# how can i tone down the orangey-ness



## Honey B. Fly (Mar 23, 2008)

*ive been dying my hair dark caramel blonde (its the same as a really light warm brown) for awhile now, im sick of the orangey tint it has sometimes now, its not a mistake because the dye is a warm shade that brings out golden/orange/red tones, i just want 2 go cooler now. 

i just dyed it dark ash blonde to take out the orange and it helped alot, but not as much as i wanted. i want a cool beigey toned light brown color now.

is it gonna take a few more months of using an ash dye 2 get rid of all the warm tones or is there nything i can do right away? or am i stuck with a warm-ness to my hair?

i would love any advice or help. 

thanks.*


----------



## V15U4L_3RR0R (Mar 23, 2008)

You could try using a toner on your hair. I know that Manic Panic do one and La Riche Directions do one as well. The violet of the toner should take any brassiness out.


----------



## kimmy (Mar 23, 2008)

i'd go with a toner, it'll be less damaging to your hair than continuously dying it something else to tone down the brassiness.


----------



## xlakatex (Mar 24, 2008)

yeah i agree. a toner would help alot


----------



## mistella (Mar 24, 2008)

also, besides toner, I love Clairol Shimmerlights. its a purple colored shampoo thats GREAT for brassiness.


----------



## Honey B. Fly (Mar 24, 2008)

*how do u use a toner? is it easy at home?*


----------



## V15U4L_3RR0R (Mar 24, 2008)

Yup. It's dead easy. The ones I use look like thick hair masques that you just put on your hair in sections as if you were dying your hair. Leave it for the time it says and then wash out.

You can also get Shampoos like someone else mentioned for blonde hair as well that take out the brassiness.


----------



## BEA2LS (May 15, 2008)

I have a toner shampoo that Matrix makes and I <3 it! I do want to try shimmerlights though as it's better for my budget


----------

▸ Job:
Can you repeat the part of the hair-toning thread starting at "# how can i" and ending at "brown color now.", word for word? The rows after the hair-toning thread are separate material, unrelated to it.

▸ Information provided:
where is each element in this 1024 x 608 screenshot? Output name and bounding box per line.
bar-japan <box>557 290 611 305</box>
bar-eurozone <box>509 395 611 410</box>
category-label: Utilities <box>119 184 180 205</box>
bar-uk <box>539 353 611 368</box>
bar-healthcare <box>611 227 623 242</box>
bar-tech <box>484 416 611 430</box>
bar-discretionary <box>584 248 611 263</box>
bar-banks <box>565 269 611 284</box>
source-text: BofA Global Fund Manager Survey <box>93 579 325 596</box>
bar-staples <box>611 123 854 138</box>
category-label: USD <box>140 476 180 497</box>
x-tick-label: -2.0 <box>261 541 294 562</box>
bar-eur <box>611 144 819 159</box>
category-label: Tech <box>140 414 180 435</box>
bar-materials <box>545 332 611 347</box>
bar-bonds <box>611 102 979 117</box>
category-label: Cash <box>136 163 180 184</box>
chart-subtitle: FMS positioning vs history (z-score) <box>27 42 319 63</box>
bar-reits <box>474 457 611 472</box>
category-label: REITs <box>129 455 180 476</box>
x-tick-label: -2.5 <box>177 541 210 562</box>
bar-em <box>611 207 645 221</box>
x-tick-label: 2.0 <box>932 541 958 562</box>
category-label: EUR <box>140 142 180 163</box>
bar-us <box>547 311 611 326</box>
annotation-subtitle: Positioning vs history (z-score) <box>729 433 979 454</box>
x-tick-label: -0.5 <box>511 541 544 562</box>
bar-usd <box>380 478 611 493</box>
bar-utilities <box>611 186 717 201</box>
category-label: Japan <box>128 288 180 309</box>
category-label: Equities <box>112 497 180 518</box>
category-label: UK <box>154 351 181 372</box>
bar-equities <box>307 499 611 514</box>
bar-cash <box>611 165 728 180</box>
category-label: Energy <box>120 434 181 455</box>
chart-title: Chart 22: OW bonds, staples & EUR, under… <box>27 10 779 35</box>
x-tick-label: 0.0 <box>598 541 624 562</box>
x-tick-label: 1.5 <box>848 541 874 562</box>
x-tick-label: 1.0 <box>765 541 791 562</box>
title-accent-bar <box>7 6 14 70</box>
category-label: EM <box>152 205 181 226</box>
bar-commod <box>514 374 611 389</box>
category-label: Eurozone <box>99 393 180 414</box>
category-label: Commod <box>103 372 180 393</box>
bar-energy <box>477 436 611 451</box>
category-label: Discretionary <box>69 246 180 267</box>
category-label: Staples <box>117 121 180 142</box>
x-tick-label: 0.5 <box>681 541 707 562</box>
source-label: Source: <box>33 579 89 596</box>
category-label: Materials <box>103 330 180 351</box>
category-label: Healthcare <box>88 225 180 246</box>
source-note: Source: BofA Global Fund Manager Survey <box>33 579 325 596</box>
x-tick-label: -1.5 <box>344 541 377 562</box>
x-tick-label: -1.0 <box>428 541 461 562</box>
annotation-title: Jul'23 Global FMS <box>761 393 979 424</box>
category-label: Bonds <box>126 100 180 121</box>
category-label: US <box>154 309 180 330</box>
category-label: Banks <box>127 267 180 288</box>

▸ Exercise answer:
# how can i tone down the orangey-ness



## Honey B. Fly (Mar 23, 2008)

*ive been dying my hair dark caramel blonde (its the same as a really light warm brown) for awhile now, im sick of the orangey tint it has sometimes now, its not a mistake because the dye is a warm shade that brings out golden/orange/red tones, i just want 2 go cooler now. 

i just dyed it dark ash blonde to take out the orange and it helped alot, but not as much as i wanted. i want a cool beigey toned light brown color now.